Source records
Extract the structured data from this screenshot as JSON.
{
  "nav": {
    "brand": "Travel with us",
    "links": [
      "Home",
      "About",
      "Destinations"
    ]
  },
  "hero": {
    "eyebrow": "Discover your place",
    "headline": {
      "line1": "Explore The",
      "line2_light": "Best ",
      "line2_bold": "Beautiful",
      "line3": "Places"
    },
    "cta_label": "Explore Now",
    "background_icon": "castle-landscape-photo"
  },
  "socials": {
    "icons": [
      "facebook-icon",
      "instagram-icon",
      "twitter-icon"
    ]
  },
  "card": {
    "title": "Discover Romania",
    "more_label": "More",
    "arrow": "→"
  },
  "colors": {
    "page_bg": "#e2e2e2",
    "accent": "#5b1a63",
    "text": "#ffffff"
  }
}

## What the task asks
Reproduce all the data word for word.

## Task answer
Extract the structured data from this screenshot as JSON.
{
  "nav": {
    "brand": "Travel with us",
    "links": [
      "Home",
      "About",
      "Destinations"
    ]
  },
  "hero": {
    "eyebrow": "Discover your place",
    "headline": {
      "line1": "Explore The",
      "line2_light": "Best ",
      "line2_bold": "Beautiful",
      "line3": "Places"
    },
    "cta_label": "Explore Now",
    "background_icon": "castle-landscape-photo"
  },
  "socials": {
    "icons": [
      "facebook-icon",
      "instagram-icon",
      "twitter-icon"
    ]
  },
  "card": {
    "title": "Discover Romania",
    "more_label": "More",
    "arrow": "→"
  },
  "colors": {
    "page_bg": "#e2e2e2",
    "accent": "#5b1a63",
    "text": "#ffffff"
  }
}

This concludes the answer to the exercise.